Goal of the exercise. Copy out each line that has "JSON" in it.

Records that describe figures

───

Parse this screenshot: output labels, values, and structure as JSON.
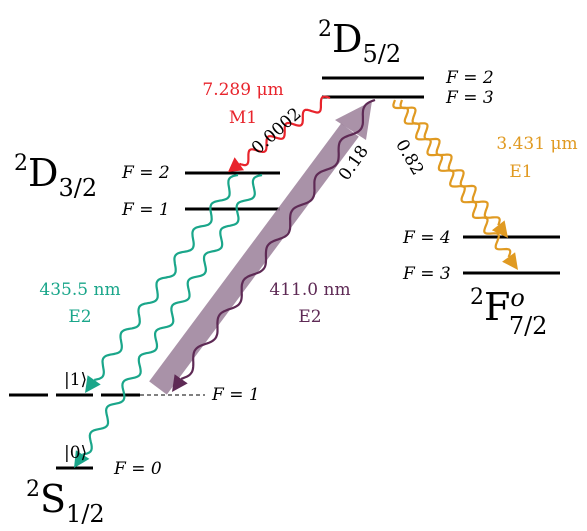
{
  "colors": {
    "level": "#000000",
    "m1": "#e8242c",
    "e1": "#e09a22",
    "e2_decay": "#1aa68a",
    "e2_drive": "#5e2a55",
    "e2_drive_band": "#9b7f99"
  },
  "levels": {
    "d52": {
      "term": "D",
      "multiplicity": "2",
      "j": "5/2",
      "f_upper": "F = 2",
      "f_lower": "F = 3"
    },
    "d32": {
      "term": "D",
      "multiplicity": "2",
      "j": "3/2",
      "f_upper": "F = 2",
      "f_lower": "F = 1"
    },
    "f72": {
      "term": "F",
      "multiplicity": "2",
      "parity": "o",
      "j": "7/2",
      "f_upper": "F = 4",
      "f_lower": "F = 3"
    },
    "s12": {
      "term": "S",
      "multiplicity": "2",
      "j": "1/2",
      "f_upper": "F = 1",
      "f_lower": "F = 0",
      "ket1": "|1⟩",
      "ket0": "|0⟩"
    }
  },
  "transitions": {
    "m1": {
      "wavelength": "7.289 μm",
      "type": "M1",
      "branching": "0.0002"
    },
    "e1": {
      "wavelength": "3.431 μm",
      "type": "E1",
      "branching": "0.82"
    },
    "drive": {
      "wavelength": "411.0 nm",
      "type": "E2",
      "branching": "0.18"
    },
    "decay": {
      "wavelength": "435.5 nm",
      "type": "E2"
    }
  }
}
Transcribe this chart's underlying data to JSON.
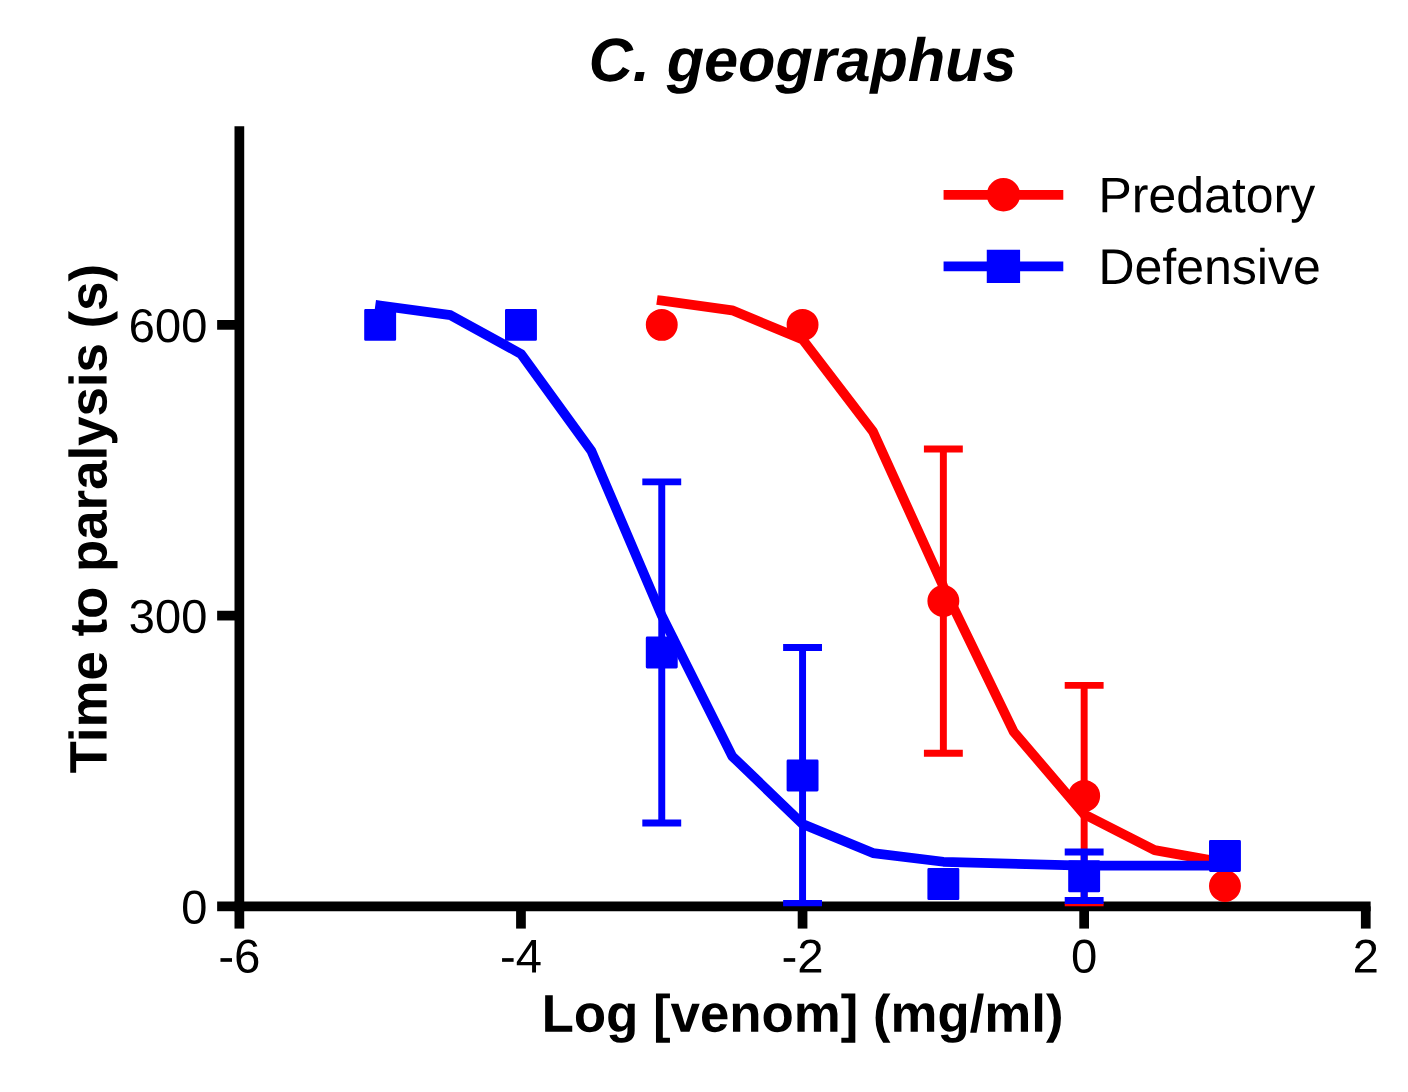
{
  "chart_data": {
    "type": "scatter",
    "title": "C. geographus",
    "xlabel": "Log [venom] (mg/ml)",
    "ylabel": "Time to paralysis (s)",
    "xlim": [
      -6,
      2
    ],
    "ylim": [
      0,
      800
    ],
    "xticks": [
      -6,
      -4,
      -2,
      0,
      2
    ],
    "yticks": [
      0,
      300,
      600
    ],
    "grid": false,
    "legend": "top right",
    "series": [
      {
        "name": "Predatory",
        "color": "#ff0000",
        "marker": "circle",
        "x": [
          -3,
          -2,
          -1,
          0,
          1
        ],
        "values": [
          600,
          600,
          315,
          114,
          21
        ],
        "errors": [
          null,
          null,
          157,
          114,
          null
        ]
      },
      {
        "name": "Defensive",
        "color": "#0000ff",
        "marker": "square",
        "x": [
          -5,
          -4,
          -3,
          -2,
          -1,
          0,
          1
        ],
        "values": [
          600,
          600,
          262,
          135,
          23,
          31,
          52
        ],
        "errors": [
          null,
          null,
          176,
          132,
          null,
          25,
          null
        ]
      },
      {
        "type": "line",
        "color": "#ff0000",
        "x": [
          -3,
          -2.5,
          -2,
          -1.5,
          -1,
          -0.5,
          0,
          0.5,
          1
        ],
        "values": [
          625,
          615,
          585,
          490,
          330,
          180,
          95,
          58,
          45
        ]
      },
      {
        "type": "line",
        "color": "#0000ff",
        "x": [
          -5,
          -4.5,
          -4,
          -3.5,
          -3,
          -2.5,
          -2,
          -1.5,
          -1,
          0,
          1
        ],
        "values": [
          620,
          610,
          570,
          470,
          300,
          155,
          85,
          55,
          46,
          42,
          42
        ]
      }
    ]
  }
}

───

Solution to this problem.
Parse this screenshot: output labels, values, and structure as JSON.
Transcribe this chart's underlying data to JSON.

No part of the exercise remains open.